Task details: Your task is to quote the material that follows, in full and exactly.

Input data:

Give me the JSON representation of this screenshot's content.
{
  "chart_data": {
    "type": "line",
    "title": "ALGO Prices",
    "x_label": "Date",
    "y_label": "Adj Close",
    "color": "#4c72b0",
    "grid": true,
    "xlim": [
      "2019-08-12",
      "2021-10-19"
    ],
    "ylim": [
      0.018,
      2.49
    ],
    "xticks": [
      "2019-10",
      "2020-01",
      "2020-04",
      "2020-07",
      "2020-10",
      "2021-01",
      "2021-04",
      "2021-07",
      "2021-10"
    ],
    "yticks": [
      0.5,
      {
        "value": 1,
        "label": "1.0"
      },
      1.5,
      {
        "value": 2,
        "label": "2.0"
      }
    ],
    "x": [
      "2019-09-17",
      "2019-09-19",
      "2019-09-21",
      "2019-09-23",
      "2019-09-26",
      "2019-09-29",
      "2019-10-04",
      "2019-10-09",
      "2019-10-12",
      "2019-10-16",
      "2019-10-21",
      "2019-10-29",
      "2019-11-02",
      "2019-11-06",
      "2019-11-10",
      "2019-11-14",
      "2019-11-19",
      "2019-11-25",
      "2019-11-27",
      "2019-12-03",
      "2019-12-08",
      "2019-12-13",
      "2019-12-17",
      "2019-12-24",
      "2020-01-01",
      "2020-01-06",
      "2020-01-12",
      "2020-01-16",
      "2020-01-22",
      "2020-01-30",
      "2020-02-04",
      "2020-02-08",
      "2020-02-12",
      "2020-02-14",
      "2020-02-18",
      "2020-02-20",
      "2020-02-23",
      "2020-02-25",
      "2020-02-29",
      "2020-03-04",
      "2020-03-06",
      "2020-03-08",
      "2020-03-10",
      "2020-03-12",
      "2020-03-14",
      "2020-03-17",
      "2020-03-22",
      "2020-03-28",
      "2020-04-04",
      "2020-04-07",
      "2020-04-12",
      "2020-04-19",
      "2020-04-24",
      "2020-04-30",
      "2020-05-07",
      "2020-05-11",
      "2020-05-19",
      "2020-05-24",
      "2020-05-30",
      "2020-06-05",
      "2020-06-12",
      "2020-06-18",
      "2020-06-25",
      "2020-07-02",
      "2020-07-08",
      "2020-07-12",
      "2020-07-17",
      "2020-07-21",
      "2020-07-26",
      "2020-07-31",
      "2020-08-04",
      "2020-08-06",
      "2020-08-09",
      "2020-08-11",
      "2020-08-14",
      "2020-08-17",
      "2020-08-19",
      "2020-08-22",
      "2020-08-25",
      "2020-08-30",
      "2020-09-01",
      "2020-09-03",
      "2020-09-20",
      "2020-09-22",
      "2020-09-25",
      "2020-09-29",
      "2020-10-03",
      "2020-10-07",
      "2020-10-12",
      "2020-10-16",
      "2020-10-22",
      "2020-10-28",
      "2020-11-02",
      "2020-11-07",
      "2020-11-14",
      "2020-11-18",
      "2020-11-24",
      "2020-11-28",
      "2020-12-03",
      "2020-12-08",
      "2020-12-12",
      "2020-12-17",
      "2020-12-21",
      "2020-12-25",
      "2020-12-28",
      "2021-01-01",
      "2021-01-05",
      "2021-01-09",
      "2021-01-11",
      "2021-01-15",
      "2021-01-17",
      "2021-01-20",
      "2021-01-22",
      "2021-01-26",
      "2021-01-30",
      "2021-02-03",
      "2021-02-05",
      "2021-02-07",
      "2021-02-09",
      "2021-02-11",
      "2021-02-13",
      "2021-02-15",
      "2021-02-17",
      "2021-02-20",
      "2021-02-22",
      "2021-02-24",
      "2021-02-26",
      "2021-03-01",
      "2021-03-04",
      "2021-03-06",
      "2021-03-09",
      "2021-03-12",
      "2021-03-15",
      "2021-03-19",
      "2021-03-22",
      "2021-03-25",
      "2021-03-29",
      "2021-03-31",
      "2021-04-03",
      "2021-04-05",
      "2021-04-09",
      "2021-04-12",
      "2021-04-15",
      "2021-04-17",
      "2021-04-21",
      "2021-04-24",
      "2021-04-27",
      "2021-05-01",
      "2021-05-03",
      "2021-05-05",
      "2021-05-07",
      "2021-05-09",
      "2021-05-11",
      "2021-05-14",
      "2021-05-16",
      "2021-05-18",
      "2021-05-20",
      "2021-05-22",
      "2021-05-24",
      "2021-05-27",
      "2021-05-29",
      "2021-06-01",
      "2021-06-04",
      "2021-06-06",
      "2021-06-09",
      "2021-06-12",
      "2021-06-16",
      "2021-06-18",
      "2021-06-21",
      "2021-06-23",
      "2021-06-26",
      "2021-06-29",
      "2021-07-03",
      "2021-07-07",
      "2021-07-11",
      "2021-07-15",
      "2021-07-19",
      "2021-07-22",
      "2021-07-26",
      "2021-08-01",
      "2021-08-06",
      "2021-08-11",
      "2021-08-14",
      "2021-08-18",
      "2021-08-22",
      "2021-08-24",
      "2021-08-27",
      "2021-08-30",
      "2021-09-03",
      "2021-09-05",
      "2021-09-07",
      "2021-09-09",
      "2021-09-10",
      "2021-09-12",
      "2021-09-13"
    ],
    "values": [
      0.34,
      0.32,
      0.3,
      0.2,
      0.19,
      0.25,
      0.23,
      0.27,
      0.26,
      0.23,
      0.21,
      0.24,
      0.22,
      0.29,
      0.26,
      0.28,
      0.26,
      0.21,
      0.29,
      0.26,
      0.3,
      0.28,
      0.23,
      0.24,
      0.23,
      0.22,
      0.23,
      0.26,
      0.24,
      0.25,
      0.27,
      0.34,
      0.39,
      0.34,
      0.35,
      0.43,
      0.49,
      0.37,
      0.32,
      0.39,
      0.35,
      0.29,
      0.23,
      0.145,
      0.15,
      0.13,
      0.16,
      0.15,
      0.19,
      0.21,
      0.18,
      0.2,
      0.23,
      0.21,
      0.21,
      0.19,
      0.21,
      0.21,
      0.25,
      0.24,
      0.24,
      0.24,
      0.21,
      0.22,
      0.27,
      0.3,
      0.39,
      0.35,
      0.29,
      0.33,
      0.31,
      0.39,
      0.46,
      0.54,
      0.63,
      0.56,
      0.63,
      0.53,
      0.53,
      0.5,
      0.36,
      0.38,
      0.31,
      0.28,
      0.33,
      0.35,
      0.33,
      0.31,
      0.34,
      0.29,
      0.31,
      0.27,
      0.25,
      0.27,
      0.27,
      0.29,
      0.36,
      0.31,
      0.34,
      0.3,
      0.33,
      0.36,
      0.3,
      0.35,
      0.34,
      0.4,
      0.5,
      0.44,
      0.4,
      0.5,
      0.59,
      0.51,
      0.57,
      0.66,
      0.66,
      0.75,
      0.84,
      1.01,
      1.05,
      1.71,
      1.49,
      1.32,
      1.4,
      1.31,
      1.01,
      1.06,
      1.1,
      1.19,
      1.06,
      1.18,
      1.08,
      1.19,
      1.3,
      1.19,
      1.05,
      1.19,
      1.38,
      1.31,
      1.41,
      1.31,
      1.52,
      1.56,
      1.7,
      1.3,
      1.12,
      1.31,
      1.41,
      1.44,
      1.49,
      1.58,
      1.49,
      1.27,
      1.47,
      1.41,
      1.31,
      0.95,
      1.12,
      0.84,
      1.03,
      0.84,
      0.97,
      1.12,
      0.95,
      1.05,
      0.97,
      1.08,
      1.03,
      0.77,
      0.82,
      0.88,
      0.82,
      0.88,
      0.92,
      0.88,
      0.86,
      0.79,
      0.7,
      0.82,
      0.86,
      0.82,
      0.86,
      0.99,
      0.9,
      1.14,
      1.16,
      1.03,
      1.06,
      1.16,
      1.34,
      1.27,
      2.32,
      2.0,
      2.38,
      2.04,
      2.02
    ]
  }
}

Response:
Give me the JSON representation of this screenshot's content.
{
  "chart_data": {
    "type": "line",
    "title": "ALGO Prices",
    "x_label": "Date",
    "y_label": "Adj Close",
    "color": "#4c72b0",
    "grid": true,
    "xlim": [
      "2019-08-12",
      "2021-10-19"
    ],
    "ylim": [
      0.018,
      2.49
    ],
    "xticks": [
      "2019-10",
      "2020-01",
      "2020-04",
      "2020-07",
      "2020-10",
      "2021-01",
      "2021-04",
      "2021-07",
      "2021-10"
    ],
    "yticks": [
      0.5,
      {
        "value": 1,
        "label": "1.0"
      },
      1.5,
      {
        "value": 2,
        "label": "2.0"
      }
    ],
    "x": [
      "2019-09-17",
      "2019-09-19",
      "2019-09-21",
      "2019-09-23",
      "2019-09-26",
      "2019-09-29",
      "2019-10-04",
      "2019-10-09",
      "2019-10-12",
      "2019-10-16",
      "2019-10-21",
      "2019-10-29",
      "2019-11-02",
      "2019-11-06",
      "2019-11-10",
      "2019-11-14",
      "2019-11-19",
      "2019-11-25",
      "2019-11-27",
      "2019-12-03",
      "2019-12-08",
      "2019-12-13",
      "2019-12-17",
      "2019-12-24",
      "2020-01-01",
      "2020-01-06",
      "2020-01-12",
      "2020-01-16",
      "2020-01-22",
      "2020-01-30",
      "2020-02-04",
      "2020-02-08",
      "2020-02-12",
      "2020-02-14",
      "2020-02-18",
      "2020-02-20",
      "2020-02-23",
      "2020-02-25",
      "2020-02-29",
      "2020-03-04",
      "2020-03-06",
      "2020-03-08",
      "2020-03-10",
      "2020-03-12",
      "2020-03-14",
      "2020-03-17",
      "2020-03-22",
      "2020-03-28",
      "2020-04-04",
      "2020-04-07",
      "2020-04-12",
      "2020-04-19",
      "2020-04-24",
      "2020-04-30",
      "2020-05-07",
      "2020-05-11",
      "2020-05-19",
      "2020-05-24",
      "2020-05-30",
      "2020-06-05",
      "2020-06-12",
      "2020-06-18",
      "2020-06-25",
      "2020-07-02",
      "2020-07-08",
      "2020-07-12",
      "2020-07-17",
      "2020-07-21",
      "2020-07-26",
      "2020-07-31",
      "2020-08-04",
      "2020-08-06",
      "2020-08-09",
      "2020-08-11",
      "2020-08-14",
      "2020-08-17",
      "2020-08-19",
      "2020-08-22",
      "2020-08-25",
      "2020-08-30",
      "2020-09-01",
      "2020-09-03",
      "2020-09-20",
      "2020-09-22",
      "2020-09-25",
      "2020-09-29",
      "2020-10-03",
      "2020-10-07",
      "2020-10-12",
      "2020-10-16",
      "2020-10-22",
      "2020-10-28",
      "2020-11-02",
      "2020-11-07",
      "2020-11-14",
      "2020-11-18",
      "2020-11-24",
      "2020-11-28",
      "2020-12-03",
      "2020-12-08",
      "2020-12-12",
      "2020-12-17",
      "2020-12-21",
      "2020-12-25",
      "2020-12-28",
      "2021-01-01",
      "2021-01-05",
      "2021-01-09",
      "2021-01-11",
      "2021-01-15",
      "2021-01-17",
      "2021-01-20",
      "2021-01-22",
      "2021-01-26",
      "2021-01-30",
      "2021-02-03",
      "2021-02-05",
      "2021-02-07",
      "2021-02-09",
      "2021-02-11",
      "2021-02-13",
      "2021-02-15",
      "2021-02-17",
      "2021-02-20",
      "2021-02-22",
      "2021-02-24",
      "2021-02-26",
      "2021-03-01",
      "2021-03-04",
      "2021-03-06",
      "2021-03-09",
      "2021-03-12",
      "2021-03-15",
      "2021-03-19",
      "2021-03-22",
      "2021-03-25",
      "2021-03-29",
      "2021-03-31",
      "2021-04-03",
      "2021-04-05",
      "2021-04-09",
      "2021-04-12",
      "2021-04-15",
      "2021-04-17",
      "2021-04-21",
      "2021-04-24",
      "2021-04-27",
      "2021-05-01",
      "2021-05-03",
      "2021-05-05",
      "2021-05-07",
      "2021-05-09",
      "2021-05-11",
      "2021-05-14",
      "2021-05-16",
      "2021-05-18",
      "2021-05-20",
      "2021-05-22",
      "2021-05-24",
      "2021-05-27",
      "2021-05-29",
      "2021-06-01",
      "2021-06-04",
      "2021-06-06",
      "2021-06-09",
      "2021-06-12",
      "2021-06-16",
      "2021-06-18",
      "2021-06-21",
      "2021-06-23",
      "2021-06-26",
      "2021-06-29",
      "2021-07-03",
      "2021-07-07",
      "2021-07-11",
      "2021-07-15",
      "2021-07-19",
      "2021-07-22",
      "2021-07-26",
      "2021-08-01",
      "2021-08-06",
      "2021-08-11",
      "2021-08-14",
      "2021-08-18",
      "2021-08-22",
      "2021-08-24",
      "2021-08-27",
      "2021-08-30",
      "2021-09-03",
      "2021-09-05",
      "2021-09-07",
      "2021-09-09",
      "2021-09-10",
      "2021-09-12",
      "2021-09-13"
    ],
    "values": [
      0.34,
      0.32,
      0.3,
      0.2,
      0.19,
      0.25,
      0.23,
      0.27,
      0.26,
      0.23,
      0.21,
      0.24,
      0.22,
      0.29,
      0.26,
      0.28,
      0.26,
      0.21,
      0.29,
      0.26,
      0.3,
      0.28,
      0.23,
      0.24,
      0.23,
      0.22,
      0.23,
      0.26,
      0.24,
      0.25,
      0.27,
      0.34,
      0.39,
      0.34,
      0.35,
      0.43,
      0.49,
      0.37,
      0.32,
      0.39,
      0.35,
      0.29,
      0.23,
      0.145,
      0.15,
      0.13,
      0.16,
      0.15,
      0.19,
      0.21,
      0.18,
      0.2,
      0.23,
      0.21,
      0.21,
      0.19,
      0.21,
      0.21,
      0.25,
      0.24,
      0.24,
      0.24,
      0.21,
      0.22,
      0.27,
      0.3,
      0.39,
      0.35,
      0.29,
      0.33,
      0.31,
      0.39,
      0.46,
      0.54,
      0.63,
      0.56,
      0.63,
      0.53,
      0.53,
      0.5,
      0.36,
      0.38,
      0.31,
      0.28,
      0.33,
      0.35,
      0.33,
      0.31,
      0.34,
      0.29,
      0.31,
      0.27,
      0.25,
      0.27,
      0.27,
      0.29,
      0.36,
      0.31,
      0.34,
      0.3,
      0.33,
      0.36,
      0.3,
      0.35,
      0.34,
      0.4,
      0.5,
      0.44,
      0.4,
      0.5,
      0.59,
      0.51,
      0.57,
      0.66,
      0.66,
      0.75,
      0.84,
      1.01,
      1.05,
      1.71,
      1.49,
      1.32,
      1.4,
      1.31,
      1.01,
      1.06,
      1.1,
      1.19,
      1.06,
      1.18,
      1.08,
      1.19,
      1.3,
      1.19,
      1.05,
      1.19,
      1.38,
      1.31,
      1.41,
      1.31,
      1.52,
      1.56,
      1.7,
      1.3,
      1.12,
      1.31,
      1.41,
      1.44,
      1.49,
      1.58,
      1.49,
      1.27,
      1.47,
      1.41,
      1.31,
      0.95,
      1.12,
      0.84,
      1.03,
      0.84,
      0.97,
      1.12,
      0.95,
      1.05,
      0.97,
      1.08,
      1.03,
      0.77,
      0.82,
      0.88,
      0.82,
      0.88,
      0.92,
      0.88,
      0.86,
      0.79,
      0.7,
      0.82,
      0.86,
      0.82,
      0.86,
      0.99,
      0.9,
      1.14,
      1.16,
      1.03,
      1.06,
      1.16,
      1.34,
      1.27,
      2.32,
      2.0,
      2.38,
      2.04,
      2.02
    ]
  }
}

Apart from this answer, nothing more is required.